**PROBLEM DETAILS:**
Copy out the records precisely, omitting pictures.

====

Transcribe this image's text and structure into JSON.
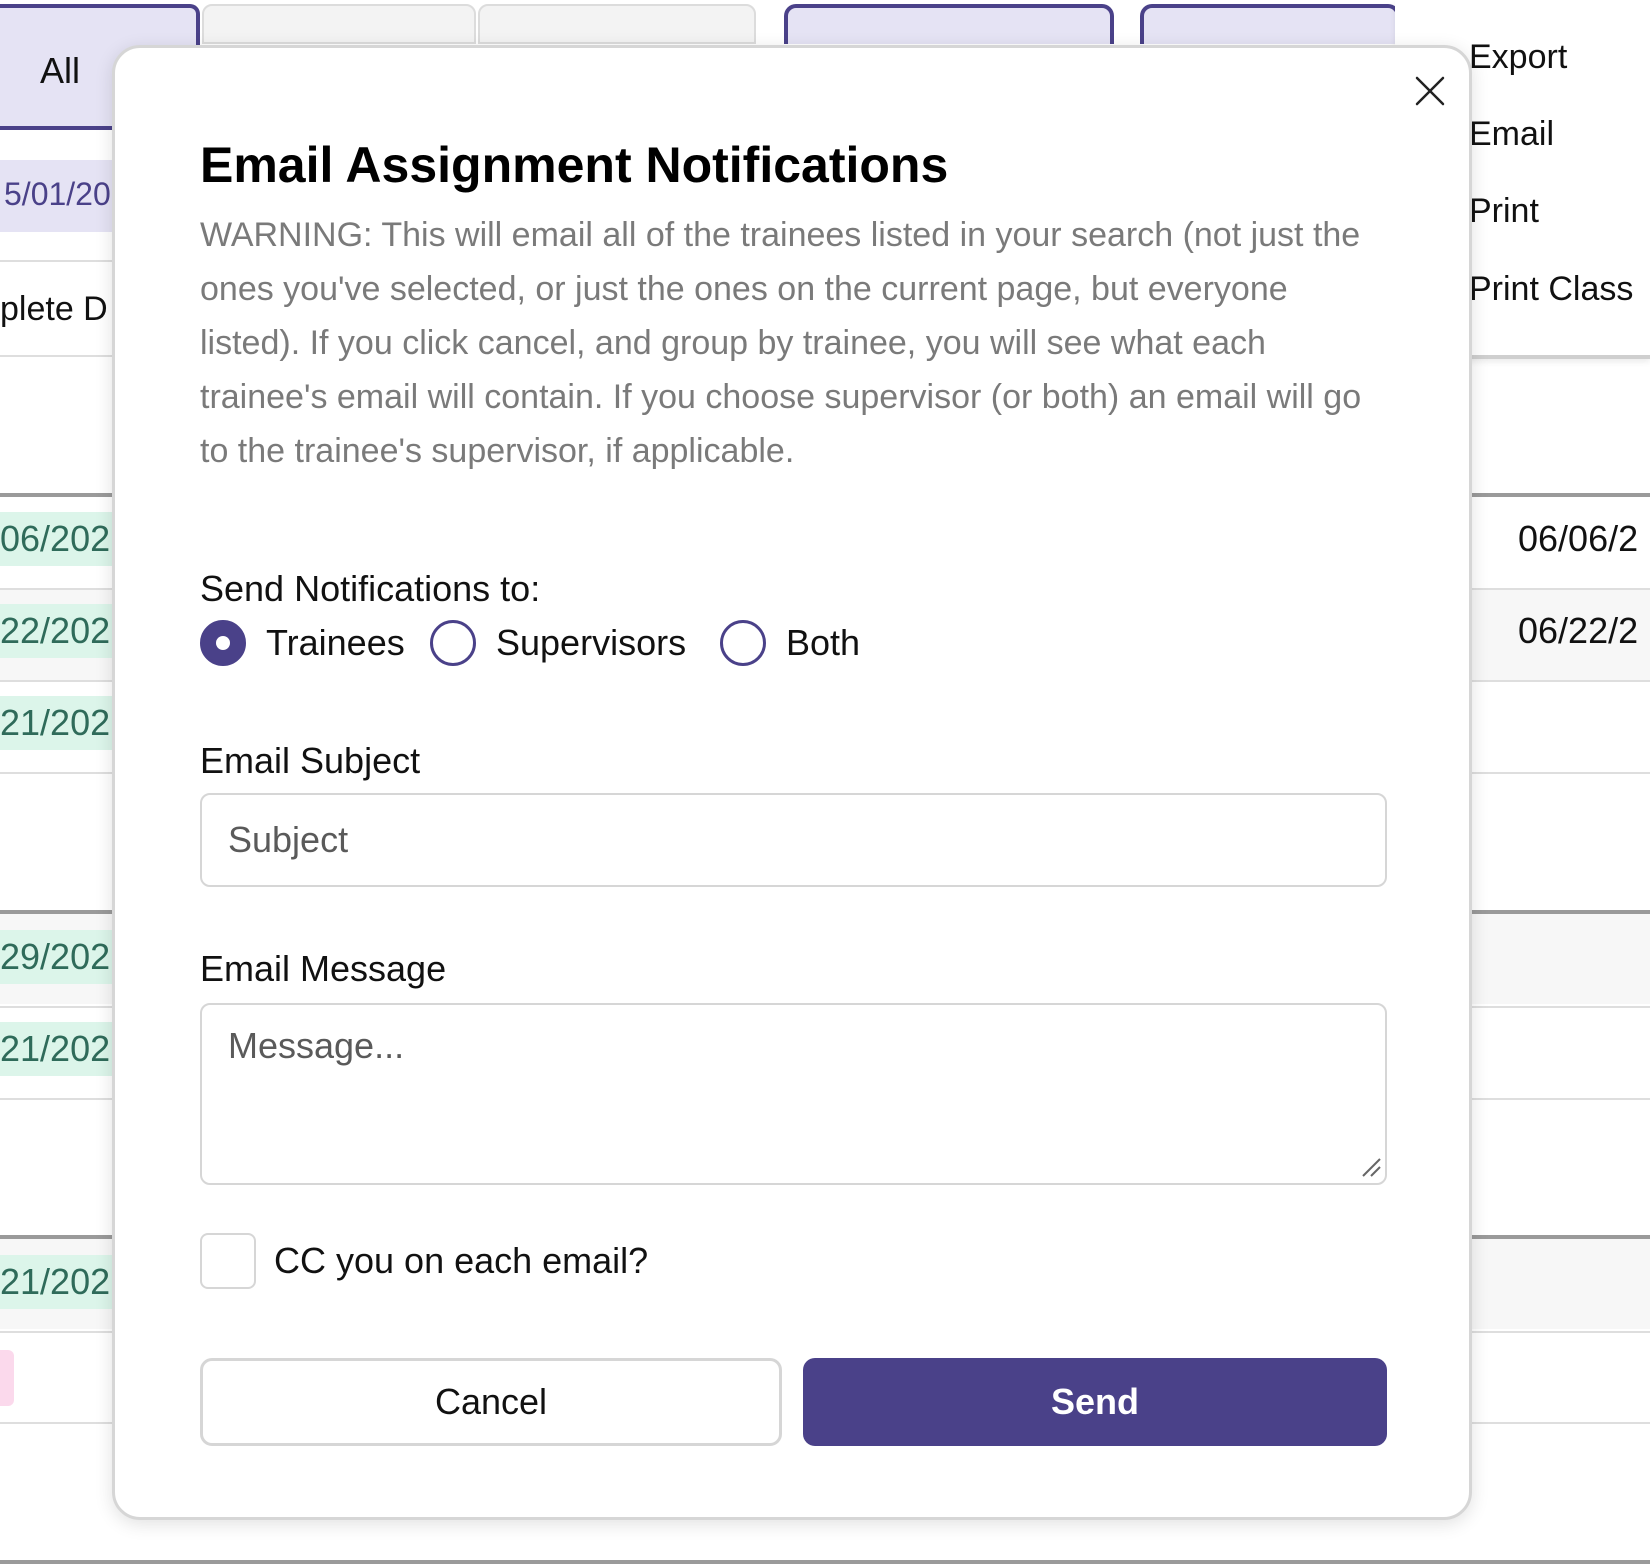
{
  "background": {
    "tab_all_label": "All",
    "left_date_highlight": "5/01/20",
    "left_column_header": "plete D",
    "left_dates": [
      "06/202",
      "22/202",
      "21/202",
      "29/202",
      "21/202",
      "21/202"
    ],
    "right_dates": [
      "06/06/2",
      "06/22/2"
    ],
    "menu": {
      "items": [
        "Export",
        "Email",
        "Print",
        "Print Class"
      ]
    }
  },
  "modal": {
    "title": "Email Assignment Notifications",
    "warning": "WARNING: This will email all of the trainees listed in your search (not just the ones you've selected, or just the ones on the current page, but everyone listed). If you click cancel, and group by trainee, you will see what each trainee's email will contain. If you choose supervisor (or both) an email will go to the trainee's supervisor, if applicable.",
    "send_to_label": "Send Notifications to:",
    "radio_options": [
      {
        "label": "Trainees",
        "checked": true
      },
      {
        "label": "Supervisors",
        "checked": false
      },
      {
        "label": "Both",
        "checked": false
      }
    ],
    "subject_label": "Email Subject",
    "subject_placeholder": "Subject",
    "subject_value": "",
    "message_label": "Email Message",
    "message_placeholder": "Message...",
    "message_value": "",
    "cc_label": "CC you on each email?",
    "cc_checked": false,
    "cancel_label": "Cancel",
    "send_label": "Send"
  },
  "colors": {
    "primary": "#4a4189",
    "primary_light": "#e5e3f4",
    "warning_text": "#7a7a7a",
    "date_green_bg": "#dcf5ea"
  }
}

====

**COMPLETE OUTPUT:**
Transcribe this image's text and structure into JSON.
{
  "background": {
    "tab_all_label": "All",
    "left_date_highlight": "5/01/20",
    "left_column_header": "plete D",
    "left_dates": [
      "06/202",
      "22/202",
      "21/202",
      "29/202",
      "21/202",
      "21/202"
    ],
    "right_dates": [
      "06/06/2",
      "06/22/2"
    ],
    "menu": {
      "items": [
        "Export",
        "Email",
        "Print",
        "Print Class"
      ]
    }
  },
  "modal": {
    "title": "Email Assignment Notifications",
    "warning": "WARNING: This will email all of the trainees listed in your search (not just the ones you've selected, or just the ones on the current page, but everyone listed). If you click cancel, and group by trainee, you will see what each trainee's email will contain. If you choose supervisor (or both) an email will go to the trainee's supervisor, if applicable.",
    "send_to_label": "Send Notifications to:",
    "radio_options": [
      {
        "label": "Trainees",
        "checked": true
      },
      {
        "label": "Supervisors",
        "checked": false
      },
      {
        "label": "Both",
        "checked": false
      }
    ],
    "subject_label": "Email Subject",
    "subject_placeholder": "Subject",
    "subject_value": "",
    "message_label": "Email Message",
    "message_placeholder": "Message...",
    "message_value": "",
    "cc_label": "CC you on each email?",
    "cc_checked": false,
    "cancel_label": "Cancel",
    "send_label": "Send"
  },
  "colors": {
    "primary": "#4a4189",
    "primary_light": "#e5e3f4",
    "warning_text": "#7a7a7a",
    "date_green_bg": "#dcf5ea"
  }
}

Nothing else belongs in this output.